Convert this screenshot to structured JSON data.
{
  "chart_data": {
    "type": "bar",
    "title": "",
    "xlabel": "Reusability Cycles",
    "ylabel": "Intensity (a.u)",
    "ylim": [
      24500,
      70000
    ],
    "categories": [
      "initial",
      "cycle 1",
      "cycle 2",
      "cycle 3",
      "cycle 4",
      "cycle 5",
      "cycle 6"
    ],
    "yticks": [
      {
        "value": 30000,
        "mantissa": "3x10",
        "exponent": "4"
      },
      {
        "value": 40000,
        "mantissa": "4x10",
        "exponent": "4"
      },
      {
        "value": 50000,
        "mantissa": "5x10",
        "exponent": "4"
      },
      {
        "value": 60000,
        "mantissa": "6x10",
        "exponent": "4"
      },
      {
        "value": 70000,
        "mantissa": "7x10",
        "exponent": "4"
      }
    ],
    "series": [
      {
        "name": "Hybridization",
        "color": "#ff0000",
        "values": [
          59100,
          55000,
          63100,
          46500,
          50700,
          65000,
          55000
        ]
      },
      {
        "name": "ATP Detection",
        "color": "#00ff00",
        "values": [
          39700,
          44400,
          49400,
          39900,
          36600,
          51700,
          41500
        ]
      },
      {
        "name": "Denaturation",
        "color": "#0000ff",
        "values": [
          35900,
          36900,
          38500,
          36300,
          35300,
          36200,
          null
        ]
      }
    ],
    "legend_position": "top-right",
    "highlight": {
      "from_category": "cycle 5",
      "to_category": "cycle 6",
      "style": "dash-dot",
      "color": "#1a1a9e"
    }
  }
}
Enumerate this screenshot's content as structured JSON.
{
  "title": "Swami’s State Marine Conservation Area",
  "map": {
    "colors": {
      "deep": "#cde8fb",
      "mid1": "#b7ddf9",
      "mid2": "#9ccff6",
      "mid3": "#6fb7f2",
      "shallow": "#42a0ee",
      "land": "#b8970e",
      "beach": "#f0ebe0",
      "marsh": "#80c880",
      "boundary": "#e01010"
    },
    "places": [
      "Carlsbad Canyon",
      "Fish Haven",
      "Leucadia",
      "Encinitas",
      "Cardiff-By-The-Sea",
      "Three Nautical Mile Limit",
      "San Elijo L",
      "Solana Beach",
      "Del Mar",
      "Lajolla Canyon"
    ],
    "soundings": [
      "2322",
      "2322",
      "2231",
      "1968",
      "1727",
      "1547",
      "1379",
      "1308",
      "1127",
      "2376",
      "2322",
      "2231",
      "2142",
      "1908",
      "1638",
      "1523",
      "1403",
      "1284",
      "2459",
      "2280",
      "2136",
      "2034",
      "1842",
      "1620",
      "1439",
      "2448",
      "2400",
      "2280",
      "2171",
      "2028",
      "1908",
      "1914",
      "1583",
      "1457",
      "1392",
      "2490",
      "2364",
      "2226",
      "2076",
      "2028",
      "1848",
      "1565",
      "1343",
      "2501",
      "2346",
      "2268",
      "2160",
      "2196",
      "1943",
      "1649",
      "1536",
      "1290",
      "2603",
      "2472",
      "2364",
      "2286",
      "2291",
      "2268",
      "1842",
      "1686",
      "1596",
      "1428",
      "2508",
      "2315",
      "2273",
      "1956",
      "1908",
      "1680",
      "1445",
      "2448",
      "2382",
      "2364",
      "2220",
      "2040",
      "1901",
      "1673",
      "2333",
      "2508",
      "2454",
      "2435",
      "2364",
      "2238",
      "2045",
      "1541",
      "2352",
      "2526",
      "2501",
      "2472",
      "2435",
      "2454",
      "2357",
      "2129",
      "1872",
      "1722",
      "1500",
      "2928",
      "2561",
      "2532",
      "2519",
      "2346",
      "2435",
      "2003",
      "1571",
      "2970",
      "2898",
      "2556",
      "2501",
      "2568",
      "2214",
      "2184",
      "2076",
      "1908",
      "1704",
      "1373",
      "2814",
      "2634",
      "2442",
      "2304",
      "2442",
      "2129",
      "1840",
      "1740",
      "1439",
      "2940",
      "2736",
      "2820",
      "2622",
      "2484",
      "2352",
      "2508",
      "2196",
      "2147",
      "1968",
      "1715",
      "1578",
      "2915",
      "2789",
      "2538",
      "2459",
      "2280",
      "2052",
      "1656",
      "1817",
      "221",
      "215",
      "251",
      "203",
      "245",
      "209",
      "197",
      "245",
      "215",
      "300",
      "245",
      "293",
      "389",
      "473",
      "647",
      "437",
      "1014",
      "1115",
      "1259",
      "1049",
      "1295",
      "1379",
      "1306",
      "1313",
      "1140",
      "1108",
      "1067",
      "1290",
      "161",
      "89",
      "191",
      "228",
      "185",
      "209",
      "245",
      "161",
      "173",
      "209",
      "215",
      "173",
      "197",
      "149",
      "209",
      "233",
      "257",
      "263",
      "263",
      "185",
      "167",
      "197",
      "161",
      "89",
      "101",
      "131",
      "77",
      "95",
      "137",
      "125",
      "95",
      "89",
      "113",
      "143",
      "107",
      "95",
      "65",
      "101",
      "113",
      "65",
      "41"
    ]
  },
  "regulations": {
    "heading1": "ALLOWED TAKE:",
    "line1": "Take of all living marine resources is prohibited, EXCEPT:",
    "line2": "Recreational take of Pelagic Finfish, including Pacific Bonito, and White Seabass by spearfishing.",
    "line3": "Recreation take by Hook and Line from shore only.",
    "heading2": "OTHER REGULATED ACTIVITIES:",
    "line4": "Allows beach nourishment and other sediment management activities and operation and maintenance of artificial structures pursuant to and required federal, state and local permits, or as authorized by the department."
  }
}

****************

» **Objective**: Write the data back out verbatim.

» **Correct answer**:
Convert this screenshot to structured JSON data.
{
  "chart_data": {
    "type": "bar",
    "title": "",
    "xlabel": "Reusability Cycles",
    "ylabel": "Intensity (a.u)",
    "ylim": [
      24500,
      70000
    ],
    "categories": [
      "initial",
      "cycle 1",
      "cycle 2",
      "cycle 3",
      "cycle 4",
      "cycle 5",
      "cycle 6"
    ],
    "yticks": [
      {
        "value": 30000,
        "mantissa": "3x10",
        "exponent": "4"
      },
      {
        "value": 40000,
        "mantissa": "4x10",
        "exponent": "4"
      },
      {
        "value": 50000,
        "mantissa": "5x10",
        "exponent": "4"
      },
      {
        "value": 60000,
        "mantissa": "6x10",
        "exponent": "4"
      },
      {
        "value": 70000,
        "mantissa": "7x10",
        "exponent": "4"
      }
    ],
    "series": [
      {
        "name": "Hybridization",
        "color": "#ff0000",
        "values": [
          59100,
          55000,
          63100,
          46500,
          50700,
          65000,
          55000
        ]
      },
      {
        "name": "ATP Detection",
        "color": "#00ff00",
        "values": [
          39700,
          44400,
          49400,
          39900,
          36600,
          51700,
          41500
        ]
      },
      {
        "name": "Denaturation",
        "color": "#0000ff",
        "values": [
          35900,
          36900,
          38500,
          36300,
          35300,
          36200,
          null
        ]
      }
    ],
    "legend_position": "top-right",
    "highlight": {
      "from_category": "cycle 5",
      "to_category": "cycle 6",
      "style": "dash-dot",
      "color": "#1a1a9e"
    }
  }
}
Enumerate this screenshot's content as structured JSON.
{
  "title": "Swami’s State Marine Conservation Area",
  "map": {
    "colors": {
      "deep": "#cde8fb",
      "mid1": "#b7ddf9",
      "mid2": "#9ccff6",
      "mid3": "#6fb7f2",
      "shallow": "#42a0ee",
      "land": "#b8970e",
      "beach": "#f0ebe0",
      "marsh": "#80c880",
      "boundary": "#e01010"
    },
    "places": [
      "Carlsbad Canyon",
      "Fish Haven",
      "Leucadia",
      "Encinitas",
      "Cardiff-By-The-Sea",
      "Three Nautical Mile Limit",
      "San Elijo L",
      "Solana Beach",
      "Del Mar",
      "Lajolla Canyon"
    ],
    "soundings": [
      "2322",
      "2322",
      "2231",
      "1968",
      "1727",
      "1547",
      "1379",
      "1308",
      "1127",
      "2376",
      "2322",
      "2231",
      "2142",
      "1908",
      "1638",
      "1523",
      "1403",
      "1284",
      "2459",
      "2280",
      "2136",
      "2034",
      "1842",
      "1620",
      "1439",
      "2448",
      "2400",
      "2280",
      "2171",
      "2028",
      "1908",
      "1914",
      "1583",
      "1457",
      "1392",
      "2490",
      "2364",
      "2226",
      "2076",
      "2028",
      "1848",
      "1565",
      "1343",
      "2501",
      "2346",
      "2268",
      "2160",
      "2196",
      "1943",
      "1649",
      "1536",
      "1290",
      "2603",
      "2472",
      "2364",
      "2286",
      "2291",
      "2268",
      "1842",
      "1686",
      "1596",
      "1428",
      "2508",
      "2315",
      "2273",
      "1956",
      "1908",
      "1680",
      "1445",
      "2448",
      "2382",
      "2364",
      "2220",
      "2040",
      "1901",
      "1673",
      "2333",
      "2508",
      "2454",
      "2435",
      "2364",
      "2238",
      "2045",
      "1541",
      "2352",
      "2526",
      "2501",
      "2472",
      "2435",
      "2454",
      "2357",
      "2129",
      "1872",
      "1722",
      "1500",
      "2928",
      "2561",
      "2532",
      "2519",
      "2346",
      "2435",
      "2003",
      "1571",
      "2970",
      "2898",
      "2556",
      "2501",
      "2568",
      "2214",
      "2184",
      "2076",
      "1908",
      "1704",
      "1373",
      "2814",
      "2634",
      "2442",
      "2304",
      "2442",
      "2129",
      "1840",
      "1740",
      "1439",
      "2940",
      "2736",
      "2820",
      "2622",
      "2484",
      "2352",
      "2508",
      "2196",
      "2147",
      "1968",
      "1715",
      "1578",
      "2915",
      "2789",
      "2538",
      "2459",
      "2280",
      "2052",
      "1656",
      "1817",
      "221",
      "215",
      "251",
      "203",
      "245",
      "209",
      "197",
      "245",
      "215",
      "300",
      "245",
      "293",
      "389",
      "473",
      "647",
      "437",
      "1014",
      "1115",
      "1259",
      "1049",
      "1295",
      "1379",
      "1306",
      "1313",
      "1140",
      "1108",
      "1067",
      "1290",
      "161",
      "89",
      "191",
      "228",
      "185",
      "209",
      "245",
      "161",
      "173",
      "209",
      "215",
      "173",
      "197",
      "149",
      "209",
      "233",
      "257",
      "263",
      "263",
      "185",
      "167",
      "197",
      "161",
      "89",
      "101",
      "131",
      "77",
      "95",
      "137",
      "125",
      "95",
      "89",
      "113",
      "143",
      "107",
      "95",
      "65",
      "101",
      "113",
      "65",
      "41"
    ]
  },
  "regulations": {
    "heading1": "ALLOWED TAKE:",
    "line1": "Take of all living marine resources is prohibited, EXCEPT:",
    "line2": "Recreational take of Pelagic Finfish, including Pacific Bonito, and White Seabass by spearfishing.",
    "line3": "Recreation take by Hook and Line from shore only.",
    "heading2": "OTHER REGULATED ACTIVITIES:",
    "line4": "Allows beach nourishment and other sediment management activities and operation and maintenance of artificial structures pursuant to and required federal, state and local permits, or as authorized by the department."
  }
}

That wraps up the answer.